(Chart and figure data)
···

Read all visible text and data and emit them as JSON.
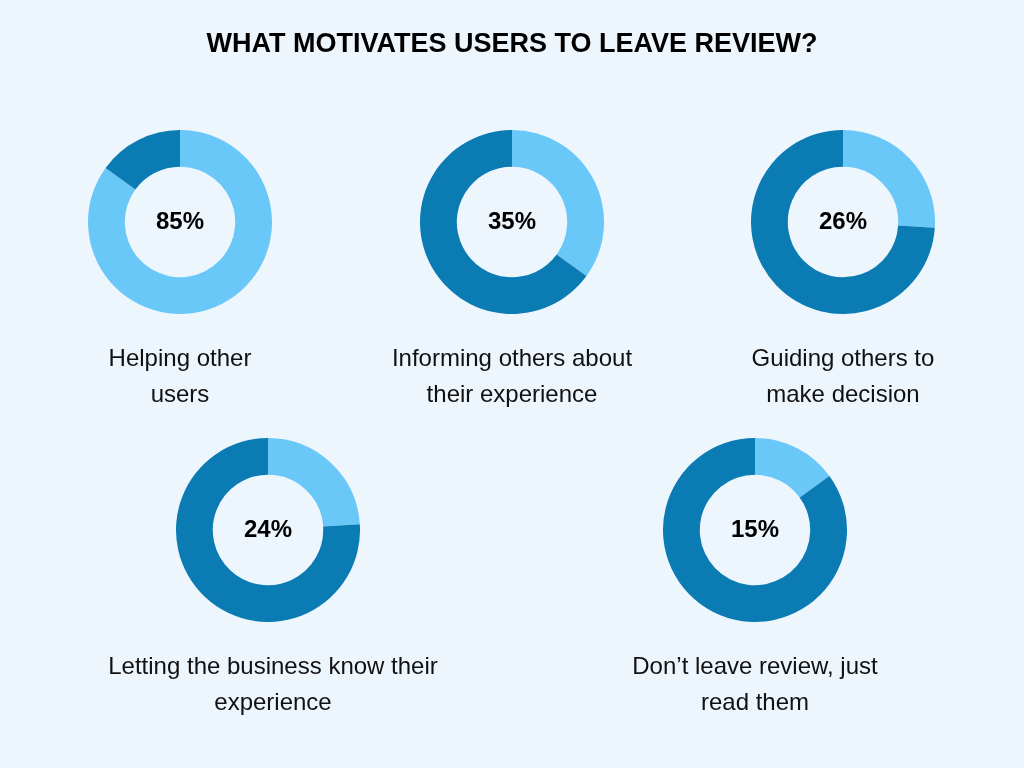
{
  "chart_data": [
    {
      "type": "other",
      "title": "WHAT MOTIVATES USERS TO LEAVE REVIEW?"
    },
    {
      "type": "donut",
      "title": "Helping other users",
      "categories": [
        null,
        null
      ],
      "values": [
        85,
        15
      ],
      "colors": [
        "#6ac8f9",
        "#0b7bb4"
      ],
      "value_labels": [
        "85%",
        null
      ]
    },
    {
      "type": "donut",
      "title": "Informing others about their experience",
      "categories": [
        null,
        null
      ],
      "values": [
        35,
        65
      ],
      "colors": [
        "#6ac8f9",
        "#0b7bb4"
      ],
      "value_labels": [
        "35%",
        null
      ]
    },
    {
      "type": "donut",
      "title": "Guiding others to make decision",
      "categories": [
        null,
        null
      ],
      "values": [
        26,
        74
      ],
      "colors": [
        "#6ac8f9",
        "#0b7bb4"
      ],
      "value_labels": [
        "26%",
        null
      ]
    },
    {
      "type": "donut",
      "title": "Letting the business know their experience",
      "categories": [
        null,
        null
      ],
      "values": [
        24,
        76
      ],
      "colors": [
        "#6ac8f9",
        "#0b7bb4"
      ],
      "value_labels": [
        "24%",
        null
      ]
    },
    {
      "type": "donut",
      "title": "Don’t leave review, just read them",
      "categories": [
        null,
        null
      ],
      "values": [
        15,
        85
      ],
      "colors": [
        "#6ac8f9",
        "#0b7bb4"
      ],
      "value_labels": [
        "15%",
        null
      ]
    }
  ]
}
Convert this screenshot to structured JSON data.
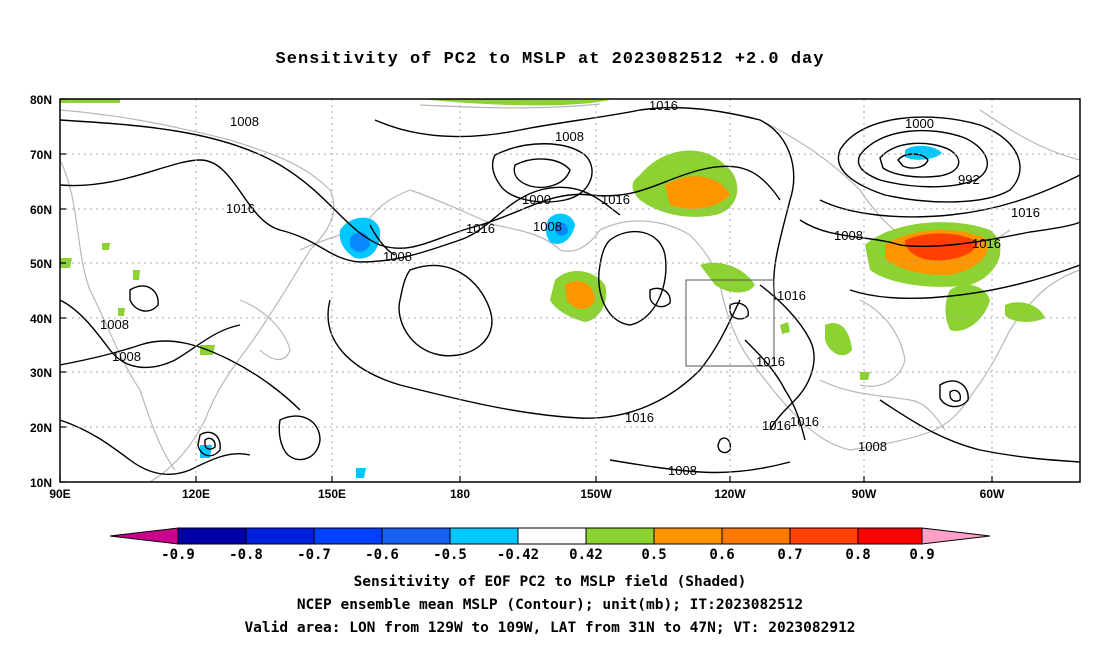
{
  "title": "Sensitivity of PC2 to MSLP at 2023082512 +2.0 day",
  "map": {
    "lat_labels": [
      "80N",
      "70N",
      "60N",
      "50N",
      "40N",
      "30N",
      "20N",
      "10N"
    ],
    "lon_labels": [
      "90E",
      "120E",
      "150E",
      "180",
      "150W",
      "120W",
      "90W",
      "60W"
    ],
    "contour_labels": [
      {
        "text": "1008"
      },
      {
        "text": "1016"
      },
      {
        "text": "1008"
      },
      {
        "text": "1016"
      },
      {
        "text": "1008"
      },
      {
        "text": "1000"
      },
      {
        "text": "1008"
      },
      {
        "text": "1016"
      },
      {
        "text": "1016"
      },
      {
        "text": "1000"
      },
      {
        "text": "992"
      },
      {
        "text": "1016"
      },
      {
        "text": "1008"
      },
      {
        "text": "1016"
      },
      {
        "text": "1016"
      },
      {
        "text": "1016"
      },
      {
        "text": "1016"
      },
      {
        "text": "1016"
      },
      {
        "text": "1016"
      },
      {
        "text": "1008"
      },
      {
        "text": "1008"
      },
      {
        "text": "1008"
      },
      {
        "text": "1008"
      }
    ],
    "valid_box": {
      "lon_from": "129W",
      "lon_to": "109W",
      "lat_from": "31N",
      "lat_to": "47N"
    }
  },
  "colorbar": {
    "labels": [
      "-0.9",
      "-0.8",
      "-0.7",
      "-0.6",
      "-0.5",
      "-0.42",
      "0.42",
      "0.5",
      "0.6",
      "0.7",
      "0.8",
      "0.9"
    ],
    "colors": [
      "#c8008c",
      "#0000a8",
      "#0020e0",
      "#0040ff",
      "#1860f0",
      "#0a88ff",
      "#00c8ff",
      "#ffffff",
      "#8cd232",
      "#ff9600",
      "#ff7800",
      "#ff4000",
      "#ff0000",
      "#ffa0c8"
    ]
  },
  "footer": {
    "line1": "Sensitivity of EOF PC2 to MSLP field (Shaded)",
    "line2": "NCEP ensemble mean MSLP (Contour); unit(mb); IT:2023082512",
    "line3": "Valid area: LON from 129W to 109W, LAT from 31N to 47N; VT: 2023082912"
  }
}
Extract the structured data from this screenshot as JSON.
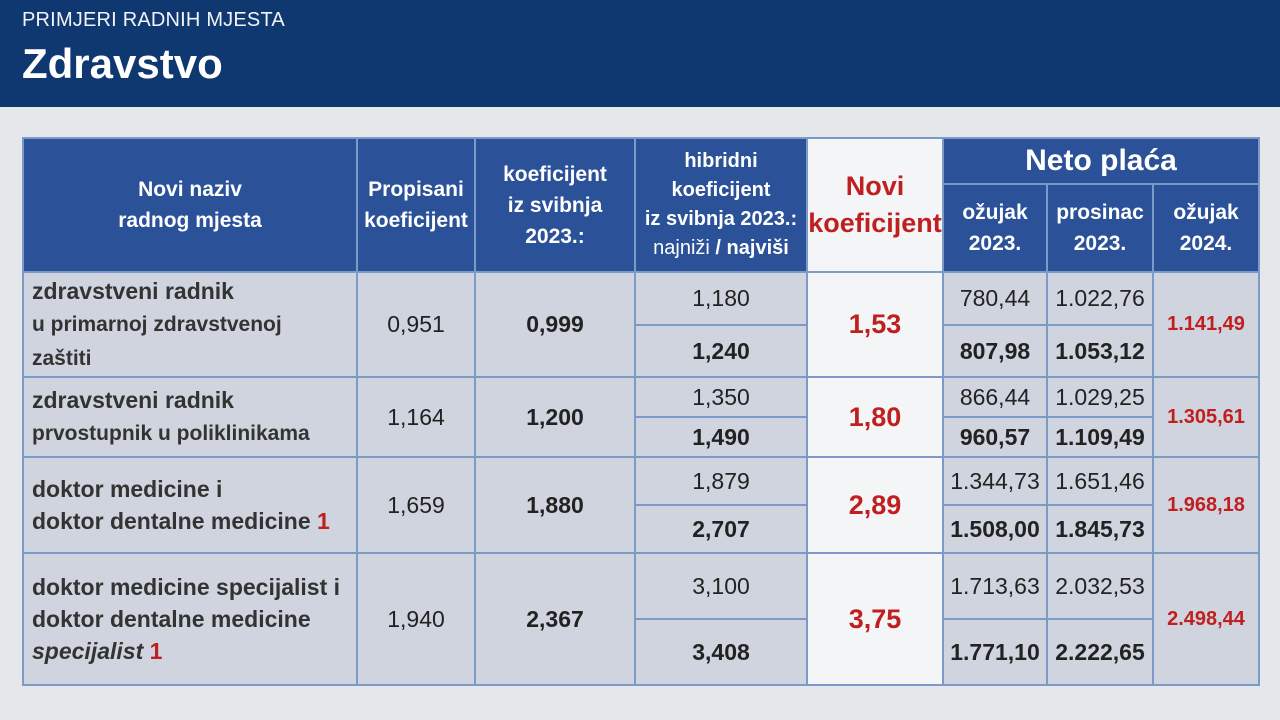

···

Tally how many lines of the material contain the word "structured". The answer must be the number and nothing else.

2